▶ [Required task] Skip every picture and transcribe the remaining material exactly.

═══ Source data

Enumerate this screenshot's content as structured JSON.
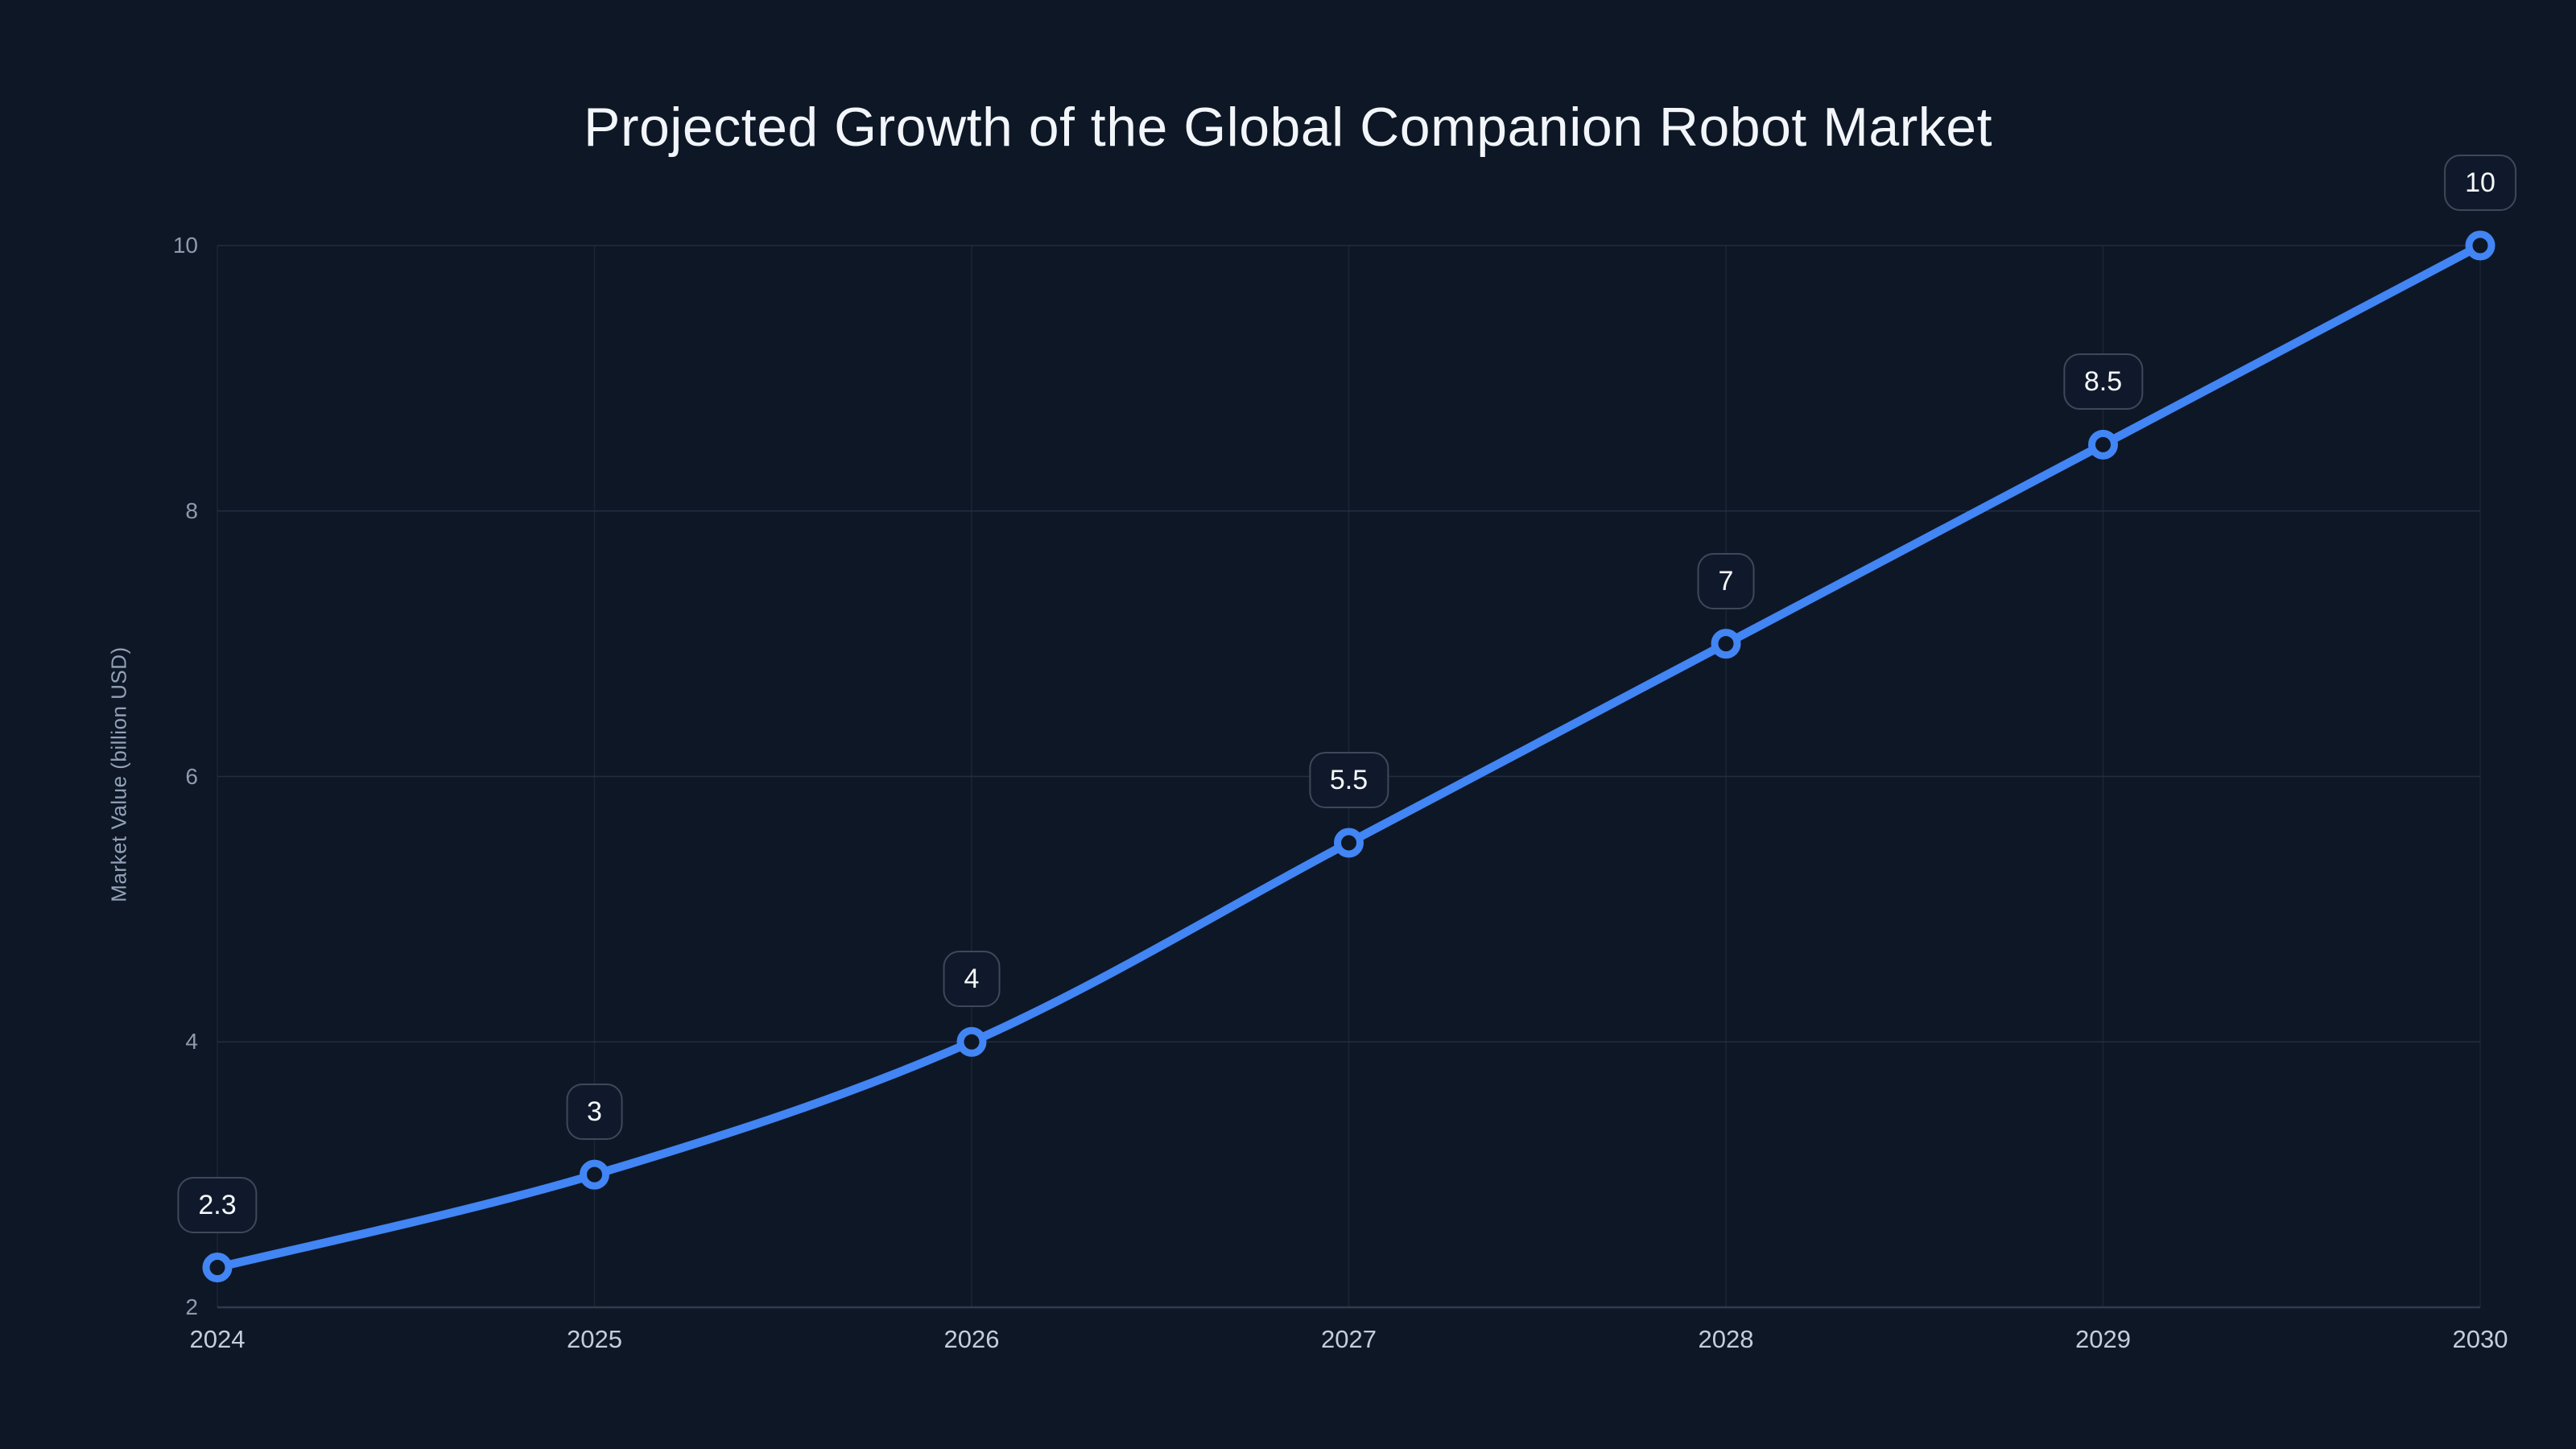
{
  "title": "Projected Growth of the Global Companion Robot Market",
  "chart_data": {
    "type": "line",
    "categories": [
      "2024",
      "2025",
      "2026",
      "2027",
      "2028",
      "2029",
      "2030"
    ],
    "series": [
      {
        "name": "Market Value",
        "values": [
          2.3,
          3,
          4,
          5.5,
          7,
          8.5,
          10
        ]
      }
    ],
    "point_labels": [
      "2.3",
      "3",
      "4",
      "5.5",
      "7",
      "8.5",
      "10"
    ],
    "title": "Projected Growth of the Global Companion Robot Market",
    "xlabel": "",
    "ylabel": "Market Value (billion USD)",
    "ylim": [
      2,
      10
    ],
    "yticks": [
      2,
      4,
      6,
      8,
      10
    ],
    "grid": true,
    "legend": false,
    "line_smoothing": true
  },
  "colors": {
    "background": "#0e1726",
    "line": "#4285f4",
    "marker_fill": "#0e1726",
    "grid_horizontal": "#232d41",
    "grid_vertical": "#1c2535",
    "axis_line": "#2e3a50",
    "title_text": "#f2f6fa",
    "y_tick_text": "#8e9aae",
    "x_tick_text": "#c5cdda",
    "axis_title_text": "#93a2b8",
    "badge_background": "#10192b",
    "badge_border": "#3d4859",
    "badge_text": "#f5f8fb"
  }
}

══════

▶ [Written response]
Enumerate this screenshot's content as structured JSON.
{
  "title": "Projected Growth of the Global Companion Robot Market",
  "chart_data": {
    "type": "line",
    "categories": [
      "2024",
      "2025",
      "2026",
      "2027",
      "2028",
      "2029",
      "2030"
    ],
    "series": [
      {
        "name": "Market Value",
        "values": [
          2.3,
          3,
          4,
          5.5,
          7,
          8.5,
          10
        ]
      }
    ],
    "point_labels": [
      "2.3",
      "3",
      "4",
      "5.5",
      "7",
      "8.5",
      "10"
    ],
    "title": "Projected Growth of the Global Companion Robot Market",
    "xlabel": "",
    "ylabel": "Market Value (billion USD)",
    "ylim": [
      2,
      10
    ],
    "yticks": [
      2,
      4,
      6,
      8,
      10
    ],
    "grid": true,
    "legend": false,
    "line_smoothing": true
  },
  "colors": {
    "background": "#0e1726",
    "line": "#4285f4",
    "marker_fill": "#0e1726",
    "grid_horizontal": "#232d41",
    "grid_vertical": "#1c2535",
    "axis_line": "#2e3a50",
    "title_text": "#f2f6fa",
    "y_tick_text": "#8e9aae",
    "x_tick_text": "#c5cdda",
    "axis_title_text": "#93a2b8",
    "badge_background": "#10192b",
    "badge_border": "#3d4859",
    "badge_text": "#f5f8fb"
  }
}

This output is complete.